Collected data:
☆ ☆ ☆ ☆ ☆
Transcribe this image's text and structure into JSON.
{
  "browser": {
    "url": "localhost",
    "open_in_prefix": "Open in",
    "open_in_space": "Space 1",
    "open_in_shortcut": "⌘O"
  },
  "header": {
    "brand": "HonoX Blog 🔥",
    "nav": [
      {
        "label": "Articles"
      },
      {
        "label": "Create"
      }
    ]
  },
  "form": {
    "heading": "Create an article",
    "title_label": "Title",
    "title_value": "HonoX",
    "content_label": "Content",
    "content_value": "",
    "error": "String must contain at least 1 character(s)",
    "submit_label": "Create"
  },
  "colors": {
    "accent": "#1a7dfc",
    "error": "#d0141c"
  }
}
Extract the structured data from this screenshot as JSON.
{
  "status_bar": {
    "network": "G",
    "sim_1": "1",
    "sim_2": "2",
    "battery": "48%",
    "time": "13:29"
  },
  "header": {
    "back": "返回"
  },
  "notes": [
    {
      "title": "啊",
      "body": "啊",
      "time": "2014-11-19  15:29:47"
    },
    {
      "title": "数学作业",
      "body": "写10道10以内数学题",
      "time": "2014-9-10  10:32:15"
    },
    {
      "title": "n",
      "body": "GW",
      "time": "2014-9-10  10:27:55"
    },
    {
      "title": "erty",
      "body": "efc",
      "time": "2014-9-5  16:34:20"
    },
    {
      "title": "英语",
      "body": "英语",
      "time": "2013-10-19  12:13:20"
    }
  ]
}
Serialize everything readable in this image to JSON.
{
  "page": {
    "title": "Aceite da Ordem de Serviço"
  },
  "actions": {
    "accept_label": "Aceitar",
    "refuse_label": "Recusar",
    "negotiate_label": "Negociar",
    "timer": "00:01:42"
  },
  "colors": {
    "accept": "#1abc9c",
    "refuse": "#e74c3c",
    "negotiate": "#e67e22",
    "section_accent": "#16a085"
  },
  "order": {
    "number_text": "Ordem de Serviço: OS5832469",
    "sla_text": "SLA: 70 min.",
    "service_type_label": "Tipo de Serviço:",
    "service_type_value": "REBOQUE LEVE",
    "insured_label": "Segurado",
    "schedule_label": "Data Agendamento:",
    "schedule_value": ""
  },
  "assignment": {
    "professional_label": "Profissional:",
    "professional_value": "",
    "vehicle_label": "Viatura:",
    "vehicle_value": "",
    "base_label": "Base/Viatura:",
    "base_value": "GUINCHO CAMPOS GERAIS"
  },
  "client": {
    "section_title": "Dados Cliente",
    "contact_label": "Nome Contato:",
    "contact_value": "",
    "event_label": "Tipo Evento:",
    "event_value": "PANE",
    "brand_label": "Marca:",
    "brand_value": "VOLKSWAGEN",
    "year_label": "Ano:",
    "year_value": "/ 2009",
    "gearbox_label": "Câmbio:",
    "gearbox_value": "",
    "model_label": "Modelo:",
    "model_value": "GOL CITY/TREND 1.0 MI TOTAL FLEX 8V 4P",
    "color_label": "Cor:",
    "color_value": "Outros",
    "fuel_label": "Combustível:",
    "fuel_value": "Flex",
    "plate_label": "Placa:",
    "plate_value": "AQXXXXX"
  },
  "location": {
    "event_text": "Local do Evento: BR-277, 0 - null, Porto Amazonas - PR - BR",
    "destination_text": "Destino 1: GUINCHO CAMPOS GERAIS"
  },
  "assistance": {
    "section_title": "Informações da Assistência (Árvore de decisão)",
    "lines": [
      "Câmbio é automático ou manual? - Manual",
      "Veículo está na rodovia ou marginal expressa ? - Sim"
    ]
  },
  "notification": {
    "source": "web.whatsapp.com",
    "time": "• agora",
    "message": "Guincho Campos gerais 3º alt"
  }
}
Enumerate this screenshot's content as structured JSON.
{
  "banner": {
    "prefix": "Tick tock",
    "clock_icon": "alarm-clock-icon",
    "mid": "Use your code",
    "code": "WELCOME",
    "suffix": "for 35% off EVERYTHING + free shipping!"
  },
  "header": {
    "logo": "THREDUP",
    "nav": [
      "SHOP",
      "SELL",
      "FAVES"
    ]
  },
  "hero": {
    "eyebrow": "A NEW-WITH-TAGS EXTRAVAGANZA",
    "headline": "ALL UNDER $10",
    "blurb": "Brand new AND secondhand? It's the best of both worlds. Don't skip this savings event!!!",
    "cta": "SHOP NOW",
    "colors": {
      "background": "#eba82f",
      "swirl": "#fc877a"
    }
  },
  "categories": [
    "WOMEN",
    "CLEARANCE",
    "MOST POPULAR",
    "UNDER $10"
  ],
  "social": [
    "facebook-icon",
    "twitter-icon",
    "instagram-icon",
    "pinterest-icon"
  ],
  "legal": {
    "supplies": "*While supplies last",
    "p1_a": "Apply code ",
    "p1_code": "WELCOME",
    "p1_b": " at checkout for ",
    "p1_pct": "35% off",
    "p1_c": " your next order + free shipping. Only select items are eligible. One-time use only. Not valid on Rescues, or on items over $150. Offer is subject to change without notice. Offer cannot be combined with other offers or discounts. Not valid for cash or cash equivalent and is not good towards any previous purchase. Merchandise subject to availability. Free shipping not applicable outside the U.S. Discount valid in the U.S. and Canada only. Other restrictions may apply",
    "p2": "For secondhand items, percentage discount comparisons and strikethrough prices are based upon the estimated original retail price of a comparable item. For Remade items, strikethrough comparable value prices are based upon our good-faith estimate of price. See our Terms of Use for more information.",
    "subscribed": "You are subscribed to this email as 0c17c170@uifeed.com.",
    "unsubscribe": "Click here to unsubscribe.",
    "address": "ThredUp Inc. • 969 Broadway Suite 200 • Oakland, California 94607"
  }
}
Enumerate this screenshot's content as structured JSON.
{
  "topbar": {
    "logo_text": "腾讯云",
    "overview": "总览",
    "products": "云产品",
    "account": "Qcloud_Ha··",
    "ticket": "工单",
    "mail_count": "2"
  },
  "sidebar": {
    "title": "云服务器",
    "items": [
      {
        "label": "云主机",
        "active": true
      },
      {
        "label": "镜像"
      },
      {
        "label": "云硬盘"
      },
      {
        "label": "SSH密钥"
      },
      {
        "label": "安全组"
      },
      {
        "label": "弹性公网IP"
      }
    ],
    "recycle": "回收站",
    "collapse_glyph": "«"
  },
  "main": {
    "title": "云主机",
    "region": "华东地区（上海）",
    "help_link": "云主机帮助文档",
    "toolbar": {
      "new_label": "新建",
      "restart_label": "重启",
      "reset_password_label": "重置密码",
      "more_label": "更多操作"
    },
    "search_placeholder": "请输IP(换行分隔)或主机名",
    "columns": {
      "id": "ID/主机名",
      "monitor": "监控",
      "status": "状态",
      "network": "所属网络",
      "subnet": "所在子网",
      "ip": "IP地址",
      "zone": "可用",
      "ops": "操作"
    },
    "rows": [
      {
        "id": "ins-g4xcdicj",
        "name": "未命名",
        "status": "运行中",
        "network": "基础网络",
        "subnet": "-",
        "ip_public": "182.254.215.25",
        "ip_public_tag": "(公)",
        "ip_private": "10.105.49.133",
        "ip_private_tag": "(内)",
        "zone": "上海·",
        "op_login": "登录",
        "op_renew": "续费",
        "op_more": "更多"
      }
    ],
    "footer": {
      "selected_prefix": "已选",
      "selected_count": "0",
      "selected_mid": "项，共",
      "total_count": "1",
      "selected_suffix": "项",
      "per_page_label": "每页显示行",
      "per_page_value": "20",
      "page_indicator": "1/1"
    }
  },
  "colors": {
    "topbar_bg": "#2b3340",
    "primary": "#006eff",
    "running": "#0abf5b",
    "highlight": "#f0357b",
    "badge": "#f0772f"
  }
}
☆ ☆ ☆ ☆ ☆
## Problem requirements
Repeat all the records. Match each line exactly.

## The answer
Transcribe this image's text and structure into JSON.
{
  "browser": {
    "url": "localhost",
    "open_in_prefix": "Open in",
    "open_in_space": "Space 1",
    "open_in_shortcut": "⌘O"
  },
  "header": {
    "brand": "HonoX Blog 🔥",
    "nav": [
      {
        "label": "Articles"
      },
      {
        "label": "Create"
      }
    ]
  },
  "form": {
    "heading": "Create an article",
    "title_label": "Title",
    "title_value": "HonoX",
    "content_label": "Content",
    "content_value": "",
    "error": "String must contain at least 1 character(s)",
    "submit_label": "Create"
  },
  "colors": {
    "accent": "#1a7dfc",
    "error": "#d0141c"
  }
}
Extract the structured data from this screenshot as JSON.
{
  "status_bar": {
    "network": "G",
    "sim_1": "1",
    "sim_2": "2",
    "battery": "48%",
    "time": "13:29"
  },
  "header": {
    "back": "返回"
  },
  "notes": [
    {
      "title": "啊",
      "body": "啊",
      "time": "2014-11-19  15:29:47"
    },
    {
      "title": "数学作业",
      "body": "写10道10以内数学题",
      "time": "2014-9-10  10:32:15"
    },
    {
      "title": "n",
      "body": "GW",
      "time": "2014-9-10  10:27:55"
    },
    {
      "title": "erty",
      "body": "efc",
      "time": "2014-9-5  16:34:20"
    },
    {
      "title": "英语",
      "body": "英语",
      "time": "2013-10-19  12:13:20"
    }
  ]
}
Serialize everything readable in this image to JSON.
{
  "page": {
    "title": "Aceite da Ordem de Serviço"
  },
  "actions": {
    "accept_label": "Aceitar",
    "refuse_label": "Recusar",
    "negotiate_label": "Negociar",
    "timer": "00:01:42"
  },
  "colors": {
    "accept": "#1abc9c",
    "refuse": "#e74c3c",
    "negotiate": "#e67e22",
    "section_accent": "#16a085"
  },
  "order": {
    "number_text": "Ordem de Serviço: OS5832469",
    "sla_text": "SLA: 70 min.",
    "service_type_label": "Tipo de Serviço:",
    "service_type_value": "REBOQUE LEVE",
    "insured_label": "Segurado",
    "schedule_label": "Data Agendamento:",
    "schedule_value": ""
  },
  "assignment": {
    "professional_label": "Profissional:",
    "professional_value": "",
    "vehicle_label": "Viatura:",
    "vehicle_value": "",
    "base_label": "Base/Viatura:",
    "base_value": "GUINCHO CAMPOS GERAIS"
  },
  "client": {
    "section_title": "Dados Cliente",
    "contact_label": "Nome Contato:",
    "contact_value": "",
    "event_label": "Tipo Evento:",
    "event_value": "PANE",
    "brand_label": "Marca:",
    "brand_value": "VOLKSWAGEN",
    "year_label": "Ano:",
    "year_value": "/ 2009",
    "gearbox_label": "Câmbio:",
    "gearbox_value": "",
    "model_label": "Modelo:",
    "model_value": "GOL CITY/TREND 1.0 MI TOTAL FLEX 8V 4P",
    "color_label": "Cor:",
    "color_value": "Outros",
    "fuel_label": "Combustível:",
    "fuel_value": "Flex",
    "plate_label": "Placa:",
    "plate_value": "AQXXXXX"
  },
  "location": {
    "event_text": "Local do Evento: BR-277, 0 - null, Porto Amazonas - PR - BR",
    "destination_text": "Destino 1: GUINCHO CAMPOS GERAIS"
  },
  "assistance": {
    "section_title": "Informações da Assistência (Árvore de decisão)",
    "lines": [
      "Câmbio é automático ou manual? - Manual",
      "Veículo está na rodovia ou marginal expressa ? - Sim"
    ]
  },
  "notification": {
    "source": "web.whatsapp.com",
    "time": "• agora",
    "message": "Guincho Campos gerais 3º alt"
  }
}
Enumerate this screenshot's content as structured JSON.
{
  "banner": {
    "prefix": "Tick tock",
    "clock_icon": "alarm-clock-icon",
    "mid": "Use your code",
    "code": "WELCOME",
    "suffix": "for 35% off EVERYTHING + free shipping!"
  },
  "header": {
    "logo": "THREDUP",
    "nav": [
      "SHOP",
      "SELL",
      "FAVES"
    ]
  },
  "hero": {
    "eyebrow": "A NEW-WITH-TAGS EXTRAVAGANZA",
    "headline": "ALL UNDER $10",
    "blurb": "Brand new AND secondhand? It's the best of both worlds. Don't skip this savings event!!!",
    "cta": "SHOP NOW",
    "colors": {
      "background": "#eba82f",
      "swirl": "#fc877a"
    }
  },
  "categories": [
    "WOMEN",
    "CLEARANCE",
    "MOST POPULAR",
    "UNDER $10"
  ],
  "social": [
    "facebook-icon",
    "twitter-icon",
    "instagram-icon",
    "pinterest-icon"
  ],
  "legal": {
    "supplies": "*While supplies last",
    "p1_a": "Apply code ",
    "p1_code": "WELCOME",
    "p1_b": " at checkout for ",
    "p1_pct": "35% off",
    "p1_c": " your next order + free shipping. Only select items are eligible. One-time use only. Not valid on Rescues, or on items over $150. Offer is subject to change without notice. Offer cannot be combined with other offers or discounts. Not valid for cash or cash equivalent and is not good towards any previous purchase. Merchandise subject to availability. Free shipping not applicable outside the U.S. Discount valid in the U.S. and Canada only. Other restrictions may apply",
    "p2": "For secondhand items, percentage discount comparisons and strikethrough prices are based upon the estimated original retail price of a comparable item. For Remade items, strikethrough comparable value prices are based upon our good-faith estimate of price. See our Terms of Use for more information.",
    "subscribed": "You are subscribed to this email as 0c17c170@uifeed.com.",
    "unsubscribe": "Click here to unsubscribe.",
    "address": "ThredUp Inc. • 969 Broadway Suite 200 • Oakland, California 94607"
  }
}
Enumerate this screenshot's content as structured JSON.
{
  "topbar": {
    "logo_text": "腾讯云",
    "overview": "总览",
    "products": "云产品",
    "account": "Qcloud_Ha··",
    "ticket": "工单",
    "mail_count": "2"
  },
  "sidebar": {
    "title": "云服务器",
    "items": [
      {
        "label": "云主机",
        "active": true
      },
      {
        "label": "镜像"
      },
      {
        "label": "云硬盘"
      },
      {
        "label": "SSH密钥"
      },
      {
        "label": "安全组"
      },
      {
        "label": "弹性公网IP"
      }
    ],
    "recycle": "回收站",
    "collapse_glyph": "«"
  },
  "main": {
    "title": "云主机",
    "region": "华东地区（上海）",
    "help_link": "云主机帮助文档",
    "toolbar": {
      "new_label": "新建",
      "restart_label": "重启",
      "reset_password_label": "重置密码",
      "more_label": "更多操作"
    },
    "search_placeholder": "请输IP(换行分隔)或主机名",
    "columns": {
      "id": "ID/主机名",
      "monitor": "监控",
      "status": "状态",
      "network": "所属网络",
      "subnet": "所在子网",
      "ip": "IP地址",
      "zone": "可用",
      "ops": "操作"
    },
    "rows": [
      {
        "id": "ins-g4xcdicj",
        "name": "未命名",
        "status": "运行中",
        "network": "基础网络",
        "subnet": "-",
        "ip_public": "182.254.215.25",
        "ip_public_tag": "(公)",
        "ip_private": "10.105.49.133",
        "ip_private_tag": "(内)",
        "zone": "上海·",
        "op_login": "登录",
        "op_renew": "续费",
        "op_more": "更多"
      }
    ],
    "footer": {
      "selected_prefix": "已选",
      "selected_count": "0",
      "selected_mid": "项，共",
      "total_count": "1",
      "selected_suffix": "项",
      "per_page_label": "每页显示行",
      "per_page_value": "20",
      "page_indicator": "1/1"
    }
  },
  "colors": {
    "topbar_bg": "#2b3340",
    "primary": "#006eff",
    "running": "#0abf5b",
    "highlight": "#f0357b",
    "badge": "#f0772f"
  }
}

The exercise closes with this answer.